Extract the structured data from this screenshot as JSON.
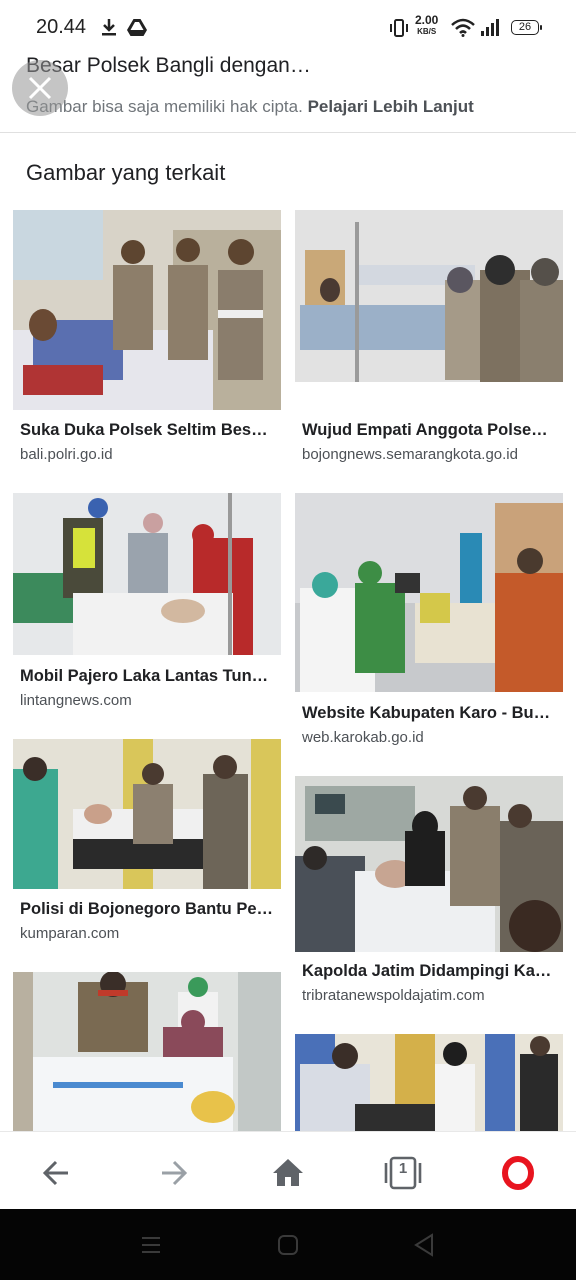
{
  "status_bar": {
    "time": "20.44",
    "net_speed": "2.00",
    "net_unit": "KB/S",
    "battery": "26"
  },
  "viewer": {
    "title": "Besar Polsek Bangli dengan…",
    "copyright_text": "Gambar bisa saja memiliki hak cipta.",
    "learn_more": "Pelajari Lebih Lanjut"
  },
  "related": {
    "heading": "Gambar yang terkait",
    "items": [
      {
        "title": "Suka Duka Polsek Seltim Bes…",
        "source": "bali.polri.go.id"
      },
      {
        "title": "Wujud Empati Anggota Polse…",
        "source": "bojongnews.semarangkota.go.id"
      },
      {
        "title": "Mobil Pajero Laka Lantas Tun…",
        "source": "lintangnews.com"
      },
      {
        "title": "Website Kabupaten Karo - Bu…",
        "source": "web.karokab.go.id"
      },
      {
        "title": "Polisi di Bojonegoro Bantu Pe…",
        "source": "kumparan.com"
      },
      {
        "title": "Kapolda Jatim Didampingi Ka…",
        "source": "tribratanewspoldajatim.com"
      }
    ]
  },
  "toolbar": {
    "tab_count": "1"
  },
  "colors": {
    "opera_red": "#e8141f",
    "icon_gray": "#5f6368",
    "disabled_gray": "#9aa0a6",
    "text_secondary": "#70757a"
  }
}
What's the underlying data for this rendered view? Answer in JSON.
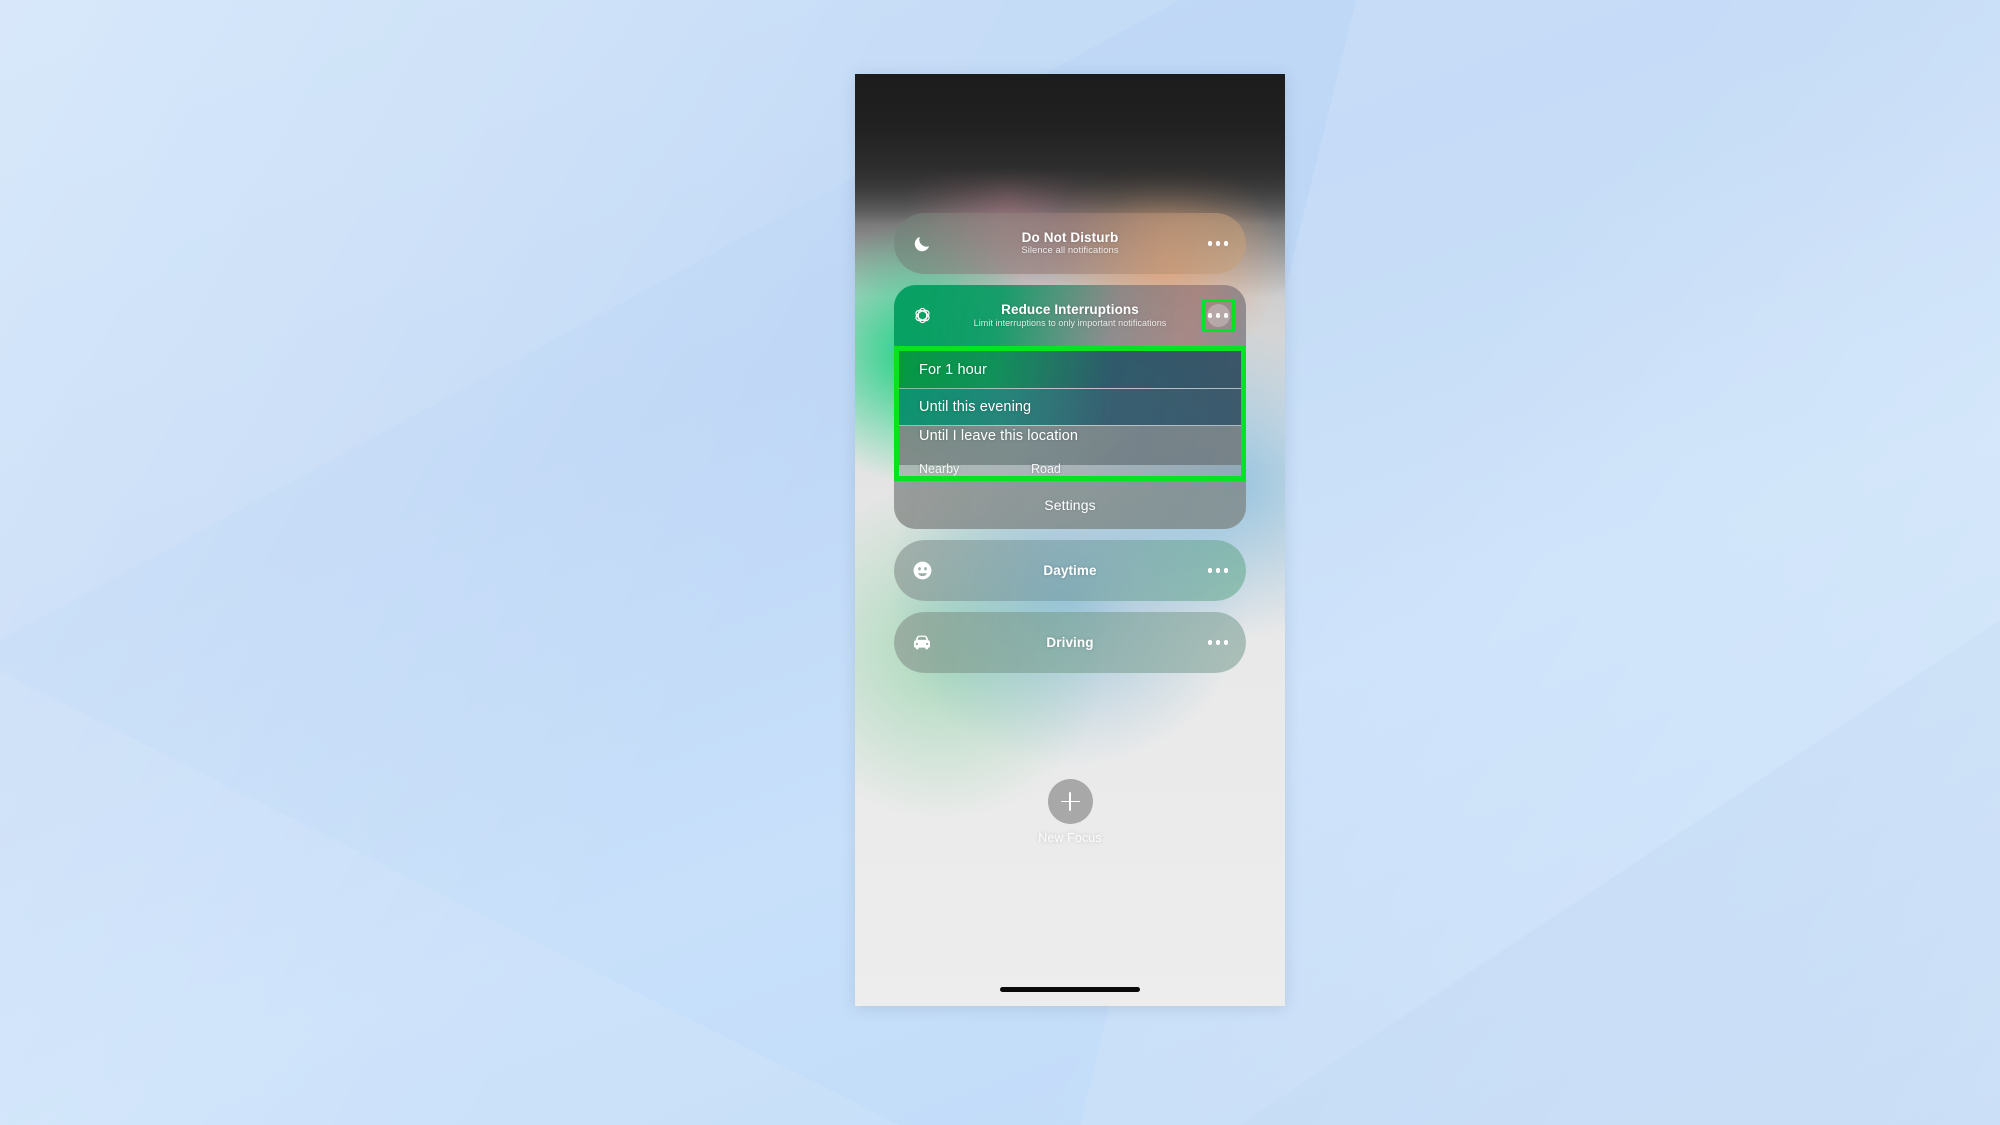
{
  "desktop": {
    "background_color": "#c3dcf8"
  },
  "phone": {
    "home_indicator": "home-indicator"
  },
  "highlight": {
    "color": "#06e224",
    "targets": [
      "reduce-interruptions-more-button",
      "reduce-interruptions-context-menu"
    ]
  },
  "focus_list": {
    "items": [
      {
        "id": "do-not-disturb",
        "icon": "moon-icon",
        "title": "Do Not Disturb",
        "subtitle": "Silence all notifications",
        "more_label": "more-options"
      },
      {
        "id": "reduce-interruptions",
        "icon": "reduce-interruptions-icon",
        "title": "Reduce Interruptions",
        "subtitle": "Limit interruptions to only important notifications",
        "more_label": "more-options",
        "expanded": true,
        "context_menu": {
          "items": [
            {
              "id": "for-1-hour",
              "label": "For 1 hour"
            },
            {
              "id": "until-this-evening",
              "label": "Until this evening"
            },
            {
              "id": "until-i-leave-this-location",
              "label": "Until I leave this location",
              "location_left": "Nearby",
              "location_right": "Road"
            }
          ]
        },
        "settings_label": "Settings"
      },
      {
        "id": "daytime",
        "icon": "smiley-face-icon",
        "title": "Daytime",
        "subtitle": "",
        "more_label": "more-options"
      },
      {
        "id": "driving",
        "icon": "car-icon",
        "title": "Driving",
        "subtitle": "",
        "more_label": "more-options"
      }
    ]
  },
  "new_focus": {
    "label": "New Focus",
    "icon": "plus-icon"
  }
}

──────────

Pull out all lines from the entries above in which the word "notifications" appears.

        "subtitle": "Silence all notifications",
        "subtitle": "Limit interruptions to only important notifications",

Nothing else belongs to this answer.